**WORK REQUIRED**. State the number of lines, and only that number, in which the word "title" appears.

[Stored entries]
• • • • •

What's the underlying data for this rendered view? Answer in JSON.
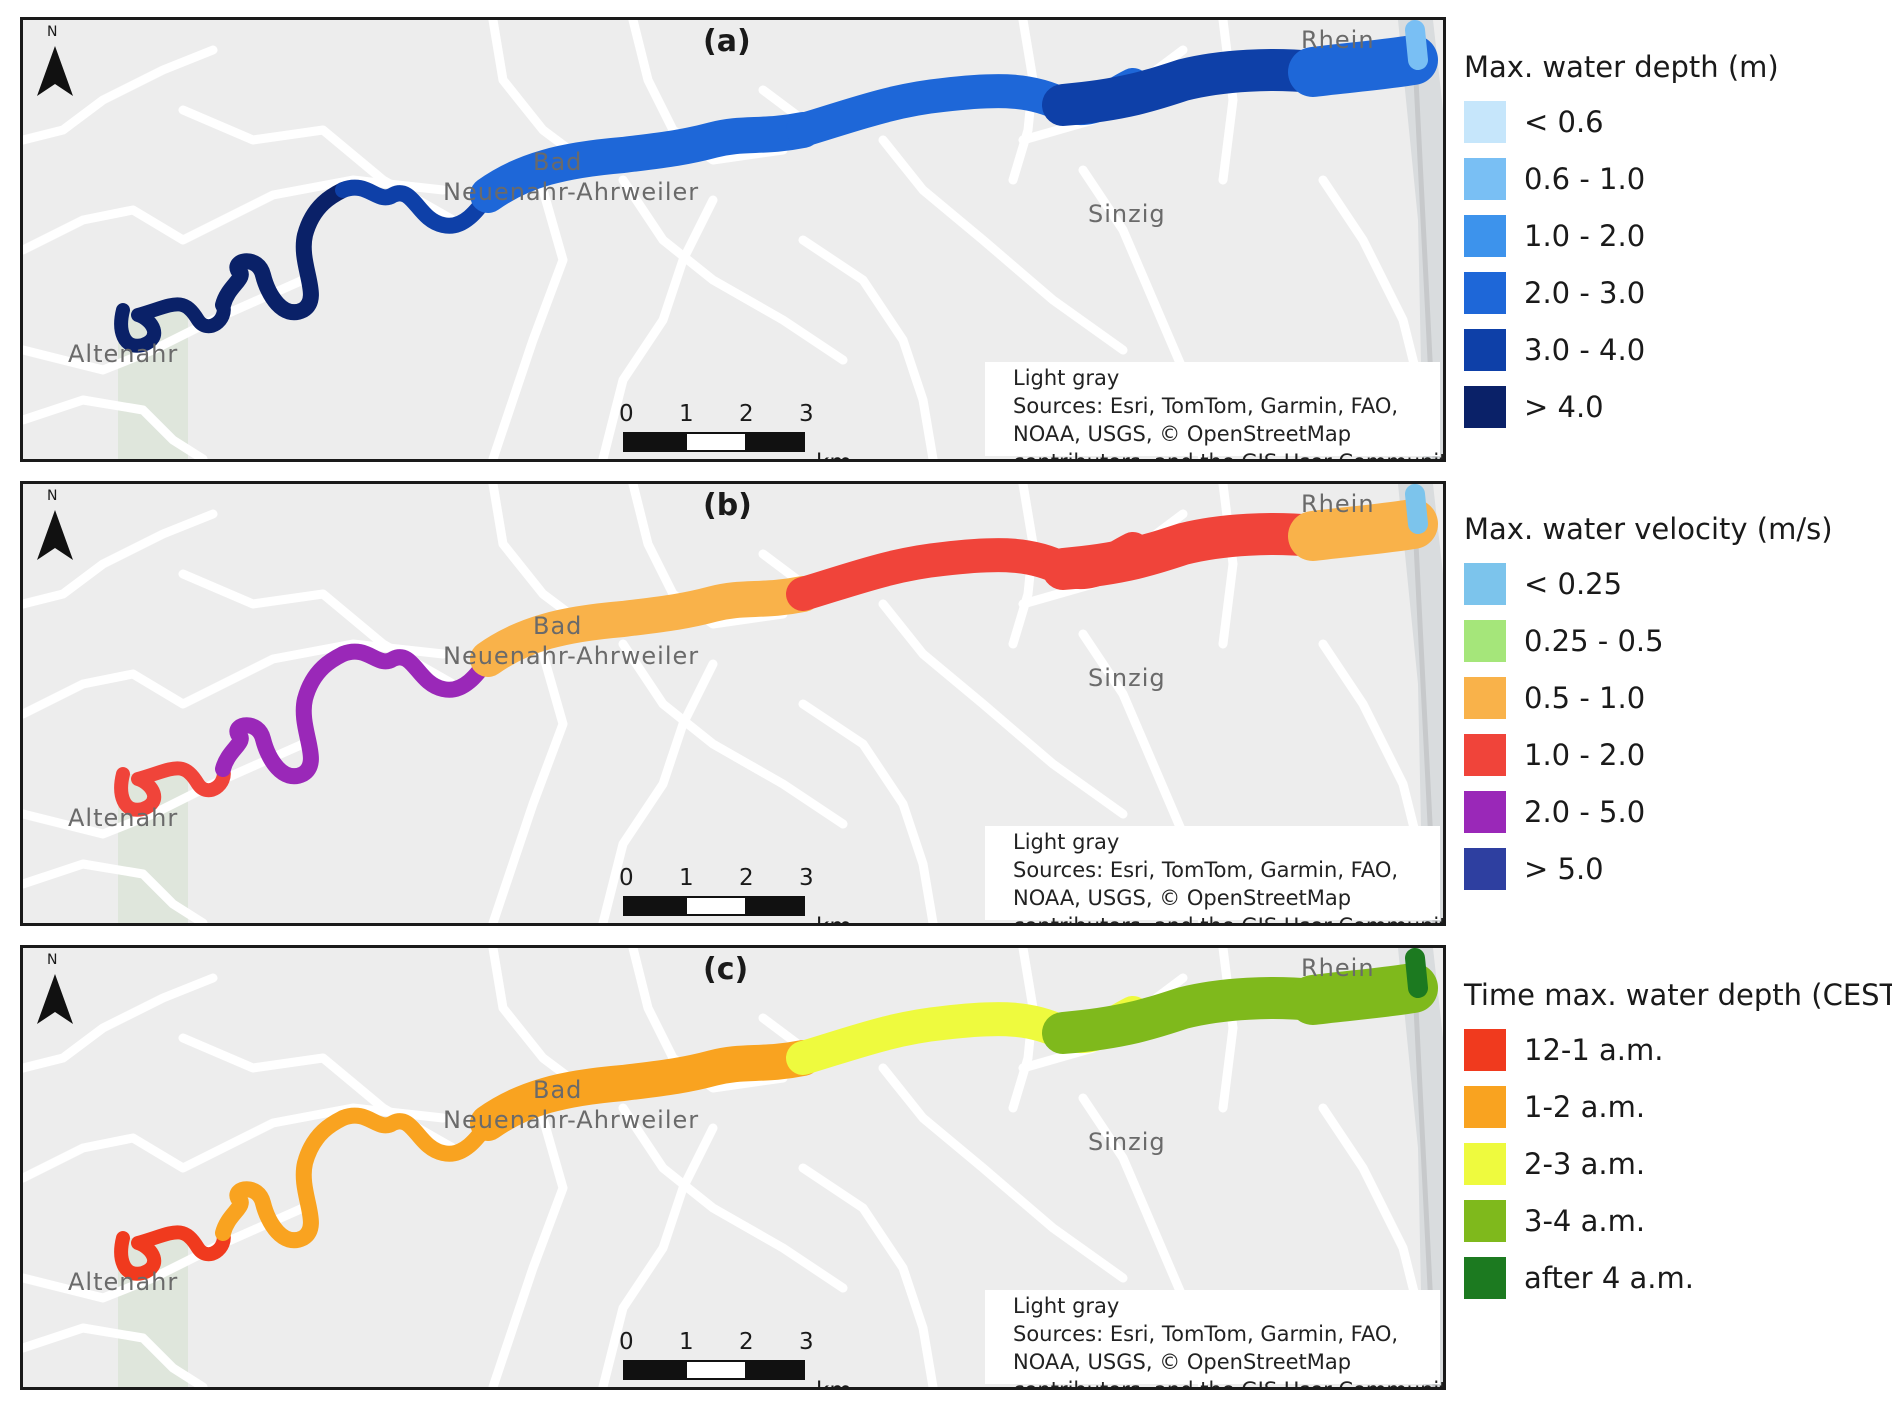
{
  "panels": [
    {
      "label": "(a)",
      "legend": {
        "title": "Max. water depth (m)",
        "classes": [
          {
            "label": "< 0.6",
            "color": "#c6e6fb"
          },
          {
            "label": "0.6 - 1.0",
            "color": "#79bff4"
          },
          {
            "label": "1.0 - 2.0",
            "color": "#3d93ec"
          },
          {
            "label": "2.0 - 3.0",
            "color": "#1e67d8"
          },
          {
            "label": "3.0 - 4.0",
            "color": "#0e40a8"
          },
          {
            "label": "> 4.0",
            "color": "#0a2168"
          }
        ]
      }
    },
    {
      "label": "(b)",
      "legend": {
        "title": "Max. water velocity (m/s)",
        "classes": [
          {
            "label": "< 0.25",
            "color": "#7cc4ec"
          },
          {
            "label": "0.25 - 0.5",
            "color": "#a5e67a"
          },
          {
            "label": "0.5 - 1.0",
            "color": "#f9b24a"
          },
          {
            "label": "1.0 - 2.0",
            "color": "#f0443a"
          },
          {
            "label": "2.0 - 5.0",
            "color": "#9a28b8"
          },
          {
            "label": "> 5.0",
            "color": "#2e3fa0"
          }
        ]
      }
    },
    {
      "label": "(c)",
      "legend": {
        "title": "Time max. water depth (CEST)",
        "classes": [
          {
            "label": "12-1 a.m.",
            "color": "#f03a1e"
          },
          {
            "label": "1-2 a.m.",
            "color": "#f9a320"
          },
          {
            "label": "2-3 a.m.",
            "color": "#eefa3e"
          },
          {
            "label": "3-4 a.m.",
            "color": "#7fb91c"
          },
          {
            "label": "after 4 a.m.",
            "color": "#1c7a20"
          }
        ]
      }
    }
  ],
  "places": {
    "altenahr": "Altenahr",
    "bad": "Bad",
    "neuenahr": "Neuenahr-Ahrweiler",
    "sinzig": "Sinzig",
    "rhein": "Rhein"
  },
  "north_arrow_label": "N",
  "scale_bar": {
    "ticks": [
      "0",
      "1",
      "2",
      "3"
    ],
    "unit": "km"
  },
  "attribution": {
    "basemap": "Light gray",
    "line1": "Sources: Esri, TomTom, Garmin, FAO,",
    "line2": "NOAA, USGS, © OpenStreetMap",
    "line3": "contributors, and the GIS User Community"
  }
}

• • • • •

**OUTPUT BELOW**. 3